__GIVEN ENTRIES__:
+ + +

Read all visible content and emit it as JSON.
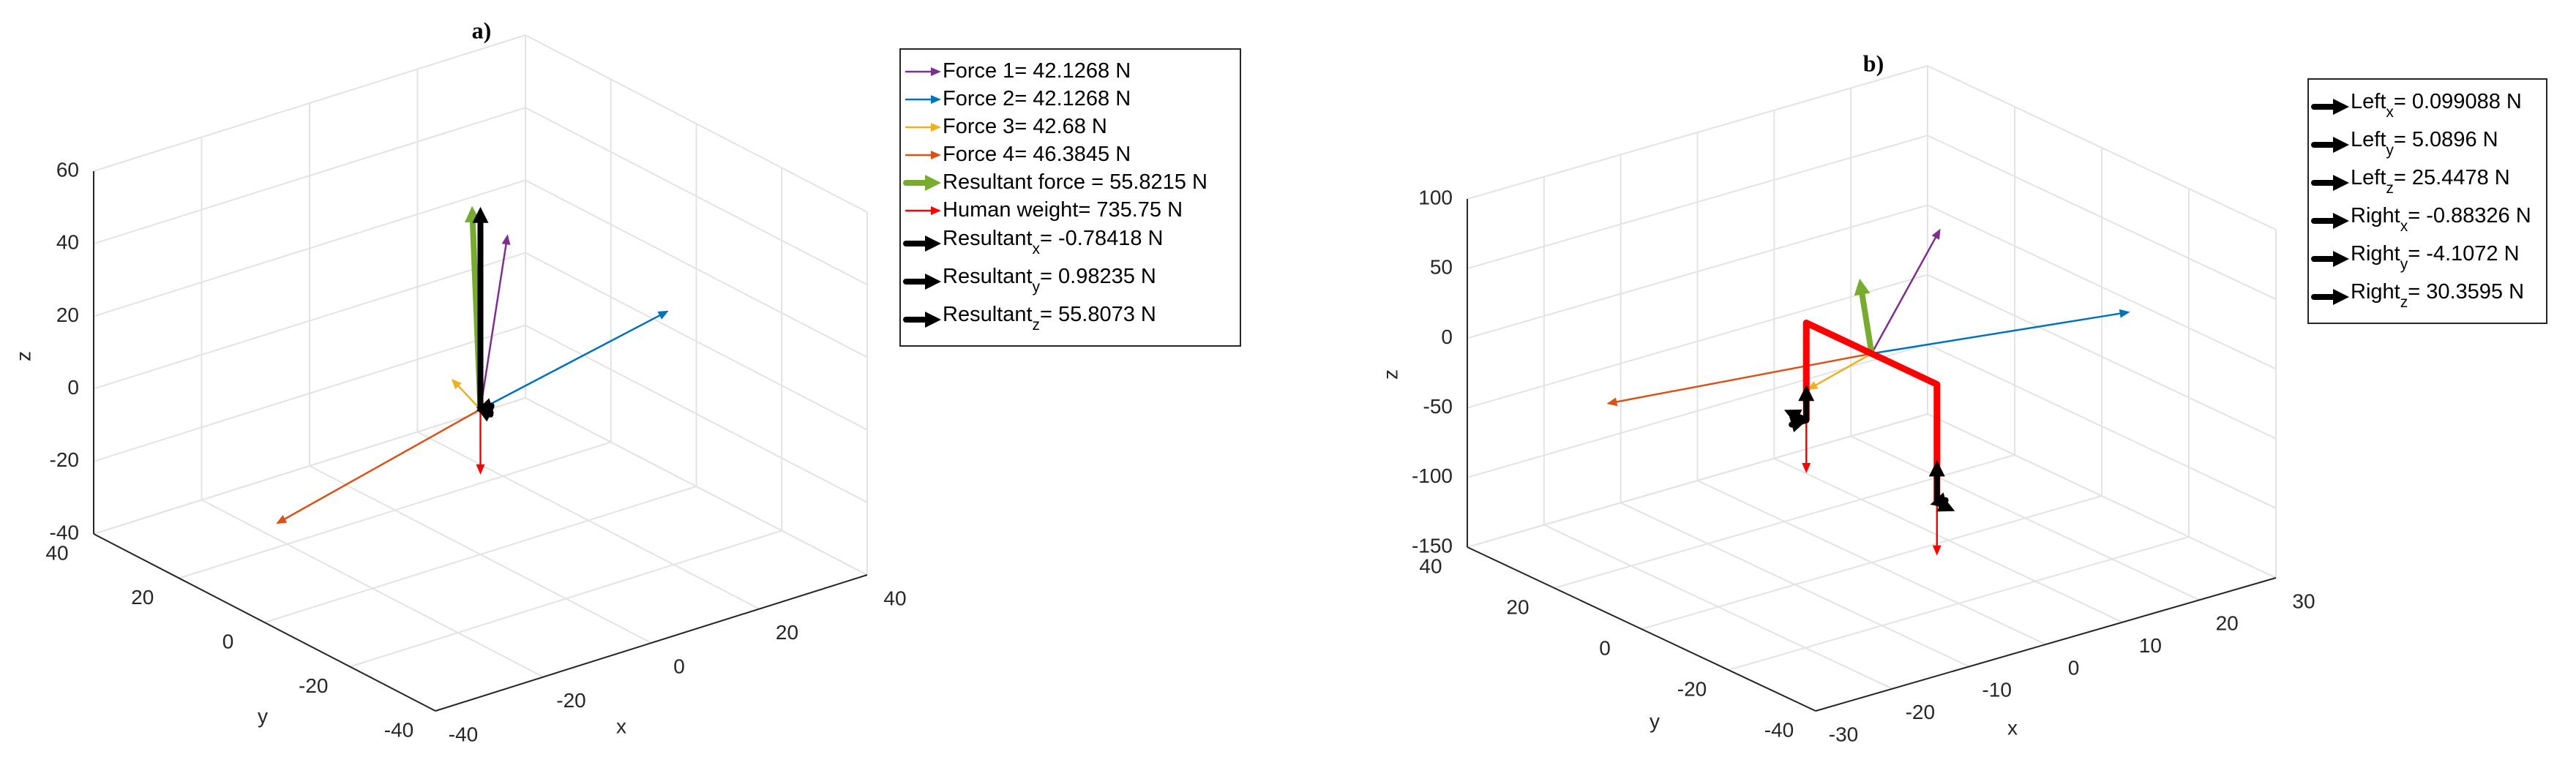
{
  "chart_data": [
    {
      "type": "quiver3",
      "title": "a)",
      "xlabel": "x",
      "ylabel": "y",
      "zlabel": "z",
      "xlim": [
        -40,
        40
      ],
      "ylim": [
        -40,
        40
      ],
      "zlim": [
        -40,
        60
      ],
      "xticks": [
        -40,
        -20,
        0,
        20,
        40
      ],
      "yticks": [
        -40,
        -20,
        0,
        20,
        40
      ],
      "zticks": [
        -40,
        -20,
        0,
        20,
        40,
        60
      ],
      "grid": true,
      "series": [
        {
          "name": [
            "Force 1= 42.1268 N"
          ],
          "color": "#7e2f8e",
          "origin": [
            0,
            0,
            0
          ],
          "values": [
            9,
            5,
            41
          ]
        },
        {
          "name": [
            "Force 2= 42.1268 N"
          ],
          "color": "#0072bd",
          "origin": [
            0,
            0,
            0
          ],
          "values": [
            42,
            9,
            2
          ]
        },
        {
          "name": [
            "Force 3= 42.68 N"
          ],
          "color": "#edb120",
          "origin": [
            0,
            0,
            0
          ],
          "values": [
            -3,
            3,
            8
          ]
        },
        {
          "name": [
            "Force 4= 46.3845 N"
          ],
          "color": "#d95319",
          "origin": [
            0,
            0,
            0
          ],
          "values": [
            -45,
            -9,
            -5
          ]
        },
        {
          "name": [
            "Resultant force = 55.8215 N"
          ],
          "color": "#77ac30",
          "style": "bold",
          "origin": [
            0,
            0,
            0
          ],
          "values": [
            -0.78,
            0.98,
            55.8
          ]
        },
        {
          "name": [
            "Human weight= 735.75 N"
          ],
          "color": "#ff0000",
          "origin": [
            0,
            0,
            0
          ],
          "values": [
            0,
            0,
            -18
          ]
        },
        {
          "name": [
            "Resultant",
            "x",
            "= -0.78418 N"
          ],
          "color": "#000000",
          "style": "bold",
          "origin": [
            0,
            0,
            0
          ],
          "values": [
            -0.78418,
            0,
            0
          ]
        },
        {
          "name": [
            "Resultant",
            "y",
            "= 0.98235 N"
          ],
          "color": "#000000",
          "style": "bold",
          "origin": [
            0,
            0,
            0
          ],
          "values": [
            0,
            0.98235,
            0
          ]
        },
        {
          "name": [
            "Resultant",
            "z",
            "= 55.8073 N"
          ],
          "color": "#000000",
          "style": "bold",
          "origin": [
            0,
            0,
            0
          ],
          "values": [
            0,
            0,
            55.8073
          ]
        }
      ]
    },
    {
      "type": "quiver3",
      "title": "b)",
      "xlabel": "x",
      "ylabel": "y",
      "zlabel": "z",
      "xlim": [
        -30,
        30
      ],
      "ylim": [
        -40,
        40
      ],
      "zlim": [
        -150,
        100
      ],
      "xticks": [
        -30,
        -20,
        -10,
        0,
        10,
        20,
        30
      ],
      "yticks": [
        -40,
        -20,
        0,
        20,
        40
      ],
      "zticks": [
        -150,
        -100,
        -50,
        0,
        50,
        100
      ],
      "grid": true,
      "series": [
        {
          "color": "#7e2f8e",
          "origin": [
            0,
            0,
            0
          ],
          "values": [
            5,
            -7,
            92
          ]
        },
        {
          "color": "#0072bd",
          "origin": [
            0,
            0,
            0
          ],
          "values": [
            28,
            -10,
            0
          ]
        },
        {
          "color": "#d95319",
          "origin": [
            0,
            0,
            0
          ],
          "values": [
            -30,
            8,
            0
          ]
        },
        {
          "color": "#edb120",
          "origin": [
            0,
            0,
            0
          ],
          "values": [
            -5,
            6,
            -27
          ]
        },
        {
          "color": "#77ac30",
          "style": "bold",
          "origin": [
            0,
            0,
            0
          ],
          "values": [
            -1,
            1,
            54
          ]
        },
        {
          "color": "#ff0000",
          "style": "bold",
          "kind": "line",
          "x": [
            0,
            0,
            0,
            0
          ],
          "y": [
            15,
            15,
            -15,
            -15
          ],
          "z": [
            -70,
            0,
            0,
            -85
          ]
        },
        {
          "color": "#ff0000",
          "origin": [
            0,
            15,
            -70
          ],
          "values": [
            0,
            0,
            -38
          ]
        },
        {
          "color": "#ff0000",
          "origin": [
            0,
            -15,
            -85
          ],
          "values": [
            0,
            0,
            -38
          ]
        },
        {
          "name": [
            "Left",
            "x",
            "= 0.099088 N"
          ],
          "color": "#000000",
          "style": "bold",
          "origin": [
            0,
            15,
            -70
          ],
          "values": [
            0.099088,
            0,
            0
          ]
        },
        {
          "name": [
            "Left",
            "y",
            "= 5.0896 N"
          ],
          "color": "#000000",
          "style": "bold",
          "origin": [
            0,
            15,
            -70
          ],
          "values": [
            0,
            5.0896,
            0
          ]
        },
        {
          "name": [
            "Left",
            "z",
            "= 25.4478 N"
          ],
          "color": "#000000",
          "style": "bold",
          "origin": [
            0,
            15,
            -70
          ],
          "values": [
            0,
            0,
            25.4478
          ]
        },
        {
          "name": [
            "Right",
            "x",
            "= -0.88326 N"
          ],
          "color": "#000000",
          "style": "bold",
          "origin": [
            0,
            -15,
            -85
          ],
          "values": [
            -0.88326,
            0,
            0
          ]
        },
        {
          "name": [
            "Right",
            "y",
            "= -4.1072 N"
          ],
          "color": "#000000",
          "style": "bold",
          "origin": [
            0,
            -15,
            -85
          ],
          "values": [
            0,
            -4.1072,
            0
          ]
        },
        {
          "name": [
            "Right",
            "z",
            "= 30.3595 N"
          ],
          "color": "#000000",
          "style": "bold",
          "origin": [
            0,
            -15,
            -85
          ],
          "values": [
            0,
            0,
            30.3595
          ]
        }
      ]
    }
  ]
}
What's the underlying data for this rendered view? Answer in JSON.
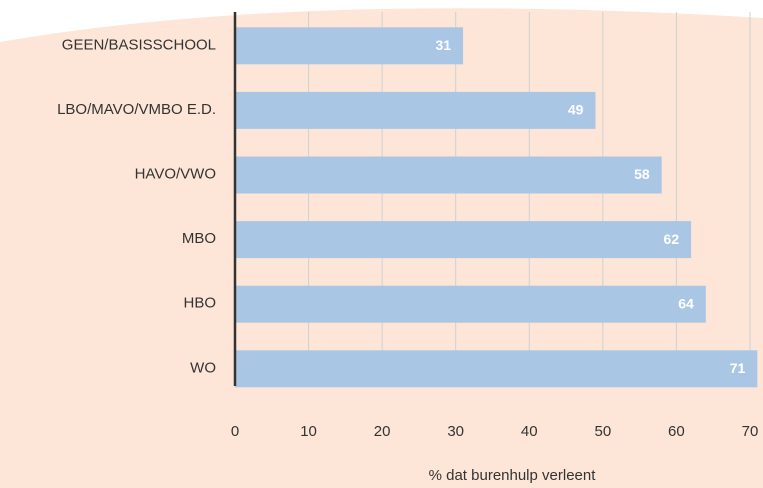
{
  "chart_data": {
    "type": "barh",
    "categories": [
      "GEEN/BASISSCHOOL",
      "LBO/MAVO/VMBO E.D.",
      "HAVO/VWO",
      "MBO",
      "HBO",
      "WO"
    ],
    "values": [
      31,
      49,
      58,
      62,
      64,
      71
    ],
    "color": "#a9c7e4",
    "xlabel": "% dat burenhulp verleent",
    "xlim": [
      0,
      71.5
    ],
    "xticks": [
      0,
      10,
      20,
      30,
      40,
      50,
      60,
      70
    ],
    "grid": true
  }
}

+ + +

__DESCRIPTION OF THE TASK__:
Reproduce the material above exactly, but only from the line with "What's the underlying" through its last line, leaving pictures out.

__FULL SOLUTION__:
What's the underlying data for this rendered view? Answer in JSON.
{
  "chart_data": {
    "type": "barh",
    "categories": [
      "GEEN/BASISSCHOOL",
      "LBO/MAVO/VMBO E.D.",
      "HAVO/VWO",
      "MBO",
      "HBO",
      "WO"
    ],
    "values": [
      31,
      49,
      58,
      62,
      64,
      71
    ],
    "color": "#a9c7e4",
    "xlabel": "% dat burenhulp verleent",
    "xlim": [
      0,
      71.5
    ],
    "xticks": [
      0,
      10,
      20,
      30,
      40,
      50,
      60,
      70
    ],
    "grid": true
  }
}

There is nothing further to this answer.